** Start of Source material **

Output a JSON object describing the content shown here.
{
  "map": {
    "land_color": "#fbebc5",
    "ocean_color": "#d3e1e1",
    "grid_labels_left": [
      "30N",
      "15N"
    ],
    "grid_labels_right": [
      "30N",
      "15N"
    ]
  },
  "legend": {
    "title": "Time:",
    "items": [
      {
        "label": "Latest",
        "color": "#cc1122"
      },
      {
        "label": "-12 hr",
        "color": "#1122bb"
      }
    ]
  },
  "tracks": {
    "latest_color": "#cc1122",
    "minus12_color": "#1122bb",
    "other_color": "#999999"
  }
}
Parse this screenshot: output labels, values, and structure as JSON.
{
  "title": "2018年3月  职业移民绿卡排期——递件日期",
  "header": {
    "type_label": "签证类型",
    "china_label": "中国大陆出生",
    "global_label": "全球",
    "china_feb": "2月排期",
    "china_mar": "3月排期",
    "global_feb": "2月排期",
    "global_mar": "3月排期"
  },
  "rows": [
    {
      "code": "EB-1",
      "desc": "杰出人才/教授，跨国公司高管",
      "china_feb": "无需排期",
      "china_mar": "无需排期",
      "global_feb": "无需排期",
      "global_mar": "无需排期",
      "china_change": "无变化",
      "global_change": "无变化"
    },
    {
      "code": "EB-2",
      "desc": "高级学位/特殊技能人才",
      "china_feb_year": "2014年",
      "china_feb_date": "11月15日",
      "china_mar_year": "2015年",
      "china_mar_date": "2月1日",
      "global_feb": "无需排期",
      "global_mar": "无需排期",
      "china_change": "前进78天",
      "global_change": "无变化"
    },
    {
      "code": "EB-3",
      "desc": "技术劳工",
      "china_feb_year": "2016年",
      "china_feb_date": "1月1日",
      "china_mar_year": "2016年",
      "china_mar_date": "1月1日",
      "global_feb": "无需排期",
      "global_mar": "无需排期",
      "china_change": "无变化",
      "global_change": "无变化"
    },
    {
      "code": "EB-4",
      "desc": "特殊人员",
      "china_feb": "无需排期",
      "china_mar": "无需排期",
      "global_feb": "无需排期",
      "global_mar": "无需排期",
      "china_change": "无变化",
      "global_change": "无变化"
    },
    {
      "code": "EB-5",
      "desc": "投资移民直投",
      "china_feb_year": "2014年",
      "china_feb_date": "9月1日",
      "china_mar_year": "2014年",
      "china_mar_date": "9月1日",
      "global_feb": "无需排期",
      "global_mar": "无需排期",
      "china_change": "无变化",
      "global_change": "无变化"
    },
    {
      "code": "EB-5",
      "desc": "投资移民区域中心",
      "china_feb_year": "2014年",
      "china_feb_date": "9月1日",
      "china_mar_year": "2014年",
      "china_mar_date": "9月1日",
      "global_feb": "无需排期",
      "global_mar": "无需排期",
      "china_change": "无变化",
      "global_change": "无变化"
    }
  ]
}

** End of Source material **

_Exercise brief_. Nothing should be changed: write out all of the data as is.

_Task output_.
Output a JSON object describing the content shown here.
{
  "map": {
    "land_color": "#fbebc5",
    "ocean_color": "#d3e1e1",
    "grid_labels_left": [
      "30N",
      "15N"
    ],
    "grid_labels_right": [
      "30N",
      "15N"
    ]
  },
  "legend": {
    "title": "Time:",
    "items": [
      {
        "label": "Latest",
        "color": "#cc1122"
      },
      {
        "label": "-12 hr",
        "color": "#1122bb"
      }
    ]
  },
  "tracks": {
    "latest_color": "#cc1122",
    "minus12_color": "#1122bb",
    "other_color": "#999999"
  }
}
Parse this screenshot: output labels, values, and structure as JSON.
{
  "title": "2018年3月  职业移民绿卡排期——递件日期",
  "header": {
    "type_label": "签证类型",
    "china_label": "中国大陆出生",
    "global_label": "全球",
    "china_feb": "2月排期",
    "china_mar": "3月排期",
    "global_feb": "2月排期",
    "global_mar": "3月排期"
  },
  "rows": [
    {
      "code": "EB-1",
      "desc": "杰出人才/教授，跨国公司高管",
      "china_feb": "无需排期",
      "china_mar": "无需排期",
      "global_feb": "无需排期",
      "global_mar": "无需排期",
      "china_change": "无变化",
      "global_change": "无变化"
    },
    {
      "code": "EB-2",
      "desc": "高级学位/特殊技能人才",
      "china_feb_year": "2014年",
      "china_feb_date": "11月15日",
      "china_mar_year": "2015年",
      "china_mar_date": "2月1日",
      "global_feb": "无需排期",
      "global_mar": "无需排期",
      "china_change": "前进78天",
      "global_change": "无变化"
    },
    {
      "code": "EB-3",
      "desc": "技术劳工",
      "china_feb_year": "2016年",
      "china_feb_date": "1月1日",
      "china_mar_year": "2016年",
      "china_mar_date": "1月1日",
      "global_feb": "无需排期",
      "global_mar": "无需排期",
      "china_change": "无变化",
      "global_change": "无变化"
    },
    {
      "code": "EB-4",
      "desc": "特殊人员",
      "china_feb": "无需排期",
      "china_mar": "无需排期",
      "global_feb": "无需排期",
      "global_mar": "无需排期",
      "china_change": "无变化",
      "global_change": "无变化"
    },
    {
      "code": "EB-5",
      "desc": "投资移民直投",
      "china_feb_year": "2014年",
      "china_feb_date": "9月1日",
      "china_mar_year": "2014年",
      "china_mar_date": "9月1日",
      "global_feb": "无需排期",
      "global_mar": "无需排期",
      "china_change": "无变化",
      "global_change": "无变化"
    },
    {
      "code": "EB-5",
      "desc": "投资移民区域中心",
      "china_feb_year": "2014年",
      "china_feb_date": "9月1日",
      "china_mar_year": "2014年",
      "china_mar_date": "9月1日",
      "global_feb": "无需排期",
      "global_mar": "无需排期",
      "china_change": "无变化",
      "global_change": "无变化"
    }
  ]
}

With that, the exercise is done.